Take all the material and copy it exactly.

(Collected data entries)
....
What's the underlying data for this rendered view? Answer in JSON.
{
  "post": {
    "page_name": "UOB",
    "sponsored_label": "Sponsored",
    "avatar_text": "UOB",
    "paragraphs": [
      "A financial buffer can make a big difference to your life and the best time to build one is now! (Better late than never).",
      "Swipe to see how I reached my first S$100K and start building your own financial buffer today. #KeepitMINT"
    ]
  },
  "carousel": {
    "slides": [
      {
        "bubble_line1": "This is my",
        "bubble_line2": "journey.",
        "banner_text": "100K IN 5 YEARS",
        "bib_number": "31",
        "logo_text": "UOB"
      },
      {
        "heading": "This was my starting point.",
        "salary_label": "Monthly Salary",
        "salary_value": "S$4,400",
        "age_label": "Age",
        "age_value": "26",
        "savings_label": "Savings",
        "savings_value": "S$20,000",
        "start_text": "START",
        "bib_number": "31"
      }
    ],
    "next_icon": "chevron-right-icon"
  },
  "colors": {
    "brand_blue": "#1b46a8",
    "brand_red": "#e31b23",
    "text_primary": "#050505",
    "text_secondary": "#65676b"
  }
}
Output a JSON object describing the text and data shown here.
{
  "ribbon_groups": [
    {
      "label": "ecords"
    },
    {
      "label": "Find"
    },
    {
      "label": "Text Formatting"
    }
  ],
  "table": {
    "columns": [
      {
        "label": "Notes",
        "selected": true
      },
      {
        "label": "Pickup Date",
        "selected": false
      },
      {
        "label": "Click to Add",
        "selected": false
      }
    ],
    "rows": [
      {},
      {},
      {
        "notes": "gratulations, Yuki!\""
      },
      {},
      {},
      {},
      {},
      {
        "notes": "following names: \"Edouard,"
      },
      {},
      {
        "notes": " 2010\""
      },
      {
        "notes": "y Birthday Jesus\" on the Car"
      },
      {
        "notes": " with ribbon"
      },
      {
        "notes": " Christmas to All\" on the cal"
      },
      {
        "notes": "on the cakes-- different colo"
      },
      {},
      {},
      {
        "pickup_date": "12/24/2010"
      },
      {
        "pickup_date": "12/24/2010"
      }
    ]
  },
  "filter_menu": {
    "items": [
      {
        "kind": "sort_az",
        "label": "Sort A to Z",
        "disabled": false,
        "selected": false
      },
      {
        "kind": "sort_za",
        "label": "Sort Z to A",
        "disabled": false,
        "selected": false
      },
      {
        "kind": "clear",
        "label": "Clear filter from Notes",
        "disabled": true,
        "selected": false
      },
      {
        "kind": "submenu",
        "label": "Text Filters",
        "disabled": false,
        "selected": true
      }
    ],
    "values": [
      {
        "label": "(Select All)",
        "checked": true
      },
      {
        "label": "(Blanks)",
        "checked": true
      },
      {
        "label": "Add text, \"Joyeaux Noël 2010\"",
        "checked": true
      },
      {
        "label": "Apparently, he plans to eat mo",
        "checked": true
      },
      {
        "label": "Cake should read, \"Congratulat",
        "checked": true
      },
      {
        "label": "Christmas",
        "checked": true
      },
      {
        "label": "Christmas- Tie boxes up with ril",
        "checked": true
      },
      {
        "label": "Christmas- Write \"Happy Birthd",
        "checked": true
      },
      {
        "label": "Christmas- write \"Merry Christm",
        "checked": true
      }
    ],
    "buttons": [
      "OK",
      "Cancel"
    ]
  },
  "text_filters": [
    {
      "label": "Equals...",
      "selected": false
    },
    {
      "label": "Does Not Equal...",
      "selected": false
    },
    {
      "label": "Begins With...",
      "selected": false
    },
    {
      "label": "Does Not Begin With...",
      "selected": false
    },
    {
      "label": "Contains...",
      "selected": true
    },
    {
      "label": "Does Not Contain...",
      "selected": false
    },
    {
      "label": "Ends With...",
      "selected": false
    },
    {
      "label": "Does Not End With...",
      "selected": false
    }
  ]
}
....
- [TASK ANSWER]:
What's the underlying data for this rendered view? Answer in JSON.
{
  "post": {
    "page_name": "UOB",
    "sponsored_label": "Sponsored",
    "avatar_text": "UOB",
    "paragraphs": [
      "A financial buffer can make a big difference to your life and the best time to build one is now! (Better late than never).",
      "Swipe to see how I reached my first S$100K and start building your own financial buffer today. #KeepitMINT"
    ]
  },
  "carousel": {
    "slides": [
      {
        "bubble_line1": "This is my",
        "bubble_line2": "journey.",
        "banner_text": "100K IN 5 YEARS",
        "bib_number": "31",
        "logo_text": "UOB"
      },
      {
        "heading": "This was my starting point.",
        "salary_label": "Monthly Salary",
        "salary_value": "S$4,400",
        "age_label": "Age",
        "age_value": "26",
        "savings_label": "Savings",
        "savings_value": "S$20,000",
        "start_text": "START",
        "bib_number": "31"
      }
    ],
    "next_icon": "chevron-right-icon"
  },
  "colors": {
    "brand_blue": "#1b46a8",
    "brand_red": "#e31b23",
    "text_primary": "#050505",
    "text_secondary": "#65676b"
  }
}
Output a JSON object describing the text and data shown here.
{
  "ribbon_groups": [
    {
      "label": "ecords"
    },
    {
      "label": "Find"
    },
    {
      "label": "Text Formatting"
    }
  ],
  "table": {
    "columns": [
      {
        "label": "Notes",
        "selected": true
      },
      {
        "label": "Pickup Date",
        "selected": false
      },
      {
        "label": "Click to Add",
        "selected": false
      }
    ],
    "rows": [
      {},
      {},
      {
        "notes": "gratulations, Yuki!\""
      },
      {},
      {},
      {},
      {},
      {
        "notes": "following names: \"Edouard,"
      },
      {},
      {
        "notes": " 2010\""
      },
      {
        "notes": "y Birthday Jesus\" on the Car"
      },
      {
        "notes": " with ribbon"
      },
      {
        "notes": " Christmas to All\" on the cal"
      },
      {
        "notes": "on the cakes-- different colo"
      },
      {},
      {},
      {
        "pickup_date": "12/24/2010"
      },
      {
        "pickup_date": "12/24/2010"
      }
    ]
  },
  "filter_menu": {
    "items": [
      {
        "kind": "sort_az",
        "label": "Sort A to Z",
        "disabled": false,
        "selected": false
      },
      {
        "kind": "sort_za",
        "label": "Sort Z to A",
        "disabled": false,
        "selected": false
      },
      {
        "kind": "clear",
        "label": "Clear filter from Notes",
        "disabled": true,
        "selected": false
      },
      {
        "kind": "submenu",
        "label": "Text Filters",
        "disabled": false,
        "selected": true
      }
    ],
    "values": [
      {
        "label": "(Select All)",
        "checked": true
      },
      {
        "label": "(Blanks)",
        "checked": true
      },
      {
        "label": "Add text, \"Joyeaux Noël 2010\"",
        "checked": true
      },
      {
        "label": "Apparently, he plans to eat mo",
        "checked": true
      },
      {
        "label": "Cake should read, \"Congratulat",
        "checked": true
      },
      {
        "label": "Christmas",
        "checked": true
      },
      {
        "label": "Christmas- Tie boxes up with ril",
        "checked": true
      },
      {
        "label": "Christmas- Write \"Happy Birthd",
        "checked": true
      },
      {
        "label": "Christmas- write \"Merry Christm",
        "checked": true
      }
    ],
    "buttons": [
      "OK",
      "Cancel"
    ]
  },
  "text_filters": [
    {
      "label": "Equals...",
      "selected": false
    },
    {
      "label": "Does Not Equal...",
      "selected": false
    },
    {
      "label": "Begins With...",
      "selected": false
    },
    {
      "label": "Does Not Begin With...",
      "selected": false
    },
    {
      "label": "Contains...",
      "selected": true
    },
    {
      "label": "Does Not Contain...",
      "selected": false
    },
    {
      "label": "Ends With...",
      "selected": false
    },
    {
      "label": "Does Not End With...",
      "selected": false
    }
  ]
}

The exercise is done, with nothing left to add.